### Your goal
Pull every line holding the string "title" from the records below.

[Given data start]

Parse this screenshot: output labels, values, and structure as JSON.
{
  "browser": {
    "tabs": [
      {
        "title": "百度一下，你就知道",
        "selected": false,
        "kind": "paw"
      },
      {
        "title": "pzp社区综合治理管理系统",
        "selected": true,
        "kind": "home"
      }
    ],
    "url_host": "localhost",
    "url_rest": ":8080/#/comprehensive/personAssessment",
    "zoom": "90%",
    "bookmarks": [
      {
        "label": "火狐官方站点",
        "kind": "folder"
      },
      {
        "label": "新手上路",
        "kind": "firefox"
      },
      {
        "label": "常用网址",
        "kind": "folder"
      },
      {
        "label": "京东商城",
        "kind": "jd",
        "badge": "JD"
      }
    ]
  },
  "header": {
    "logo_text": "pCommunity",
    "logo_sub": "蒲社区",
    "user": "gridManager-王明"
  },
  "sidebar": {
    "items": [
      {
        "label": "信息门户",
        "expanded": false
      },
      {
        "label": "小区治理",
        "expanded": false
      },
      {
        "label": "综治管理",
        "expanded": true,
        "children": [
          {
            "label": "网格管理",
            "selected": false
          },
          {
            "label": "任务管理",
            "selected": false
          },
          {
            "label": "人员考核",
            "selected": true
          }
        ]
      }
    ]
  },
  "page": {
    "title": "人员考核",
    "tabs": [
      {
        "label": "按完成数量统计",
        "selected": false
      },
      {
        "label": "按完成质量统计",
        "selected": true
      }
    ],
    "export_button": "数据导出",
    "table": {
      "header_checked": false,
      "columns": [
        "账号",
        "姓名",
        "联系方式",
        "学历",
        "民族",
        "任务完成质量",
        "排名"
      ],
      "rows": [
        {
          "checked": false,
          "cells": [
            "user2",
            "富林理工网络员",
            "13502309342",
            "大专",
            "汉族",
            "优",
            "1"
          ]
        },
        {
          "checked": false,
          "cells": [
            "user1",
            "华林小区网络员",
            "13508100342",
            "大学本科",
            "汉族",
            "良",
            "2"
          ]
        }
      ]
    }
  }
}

[Given data end]

### Problem solution
        "title": "百度一下，你就知道",
        "title": "pzp社区综合治理管理系统",
    "title": "人员考核",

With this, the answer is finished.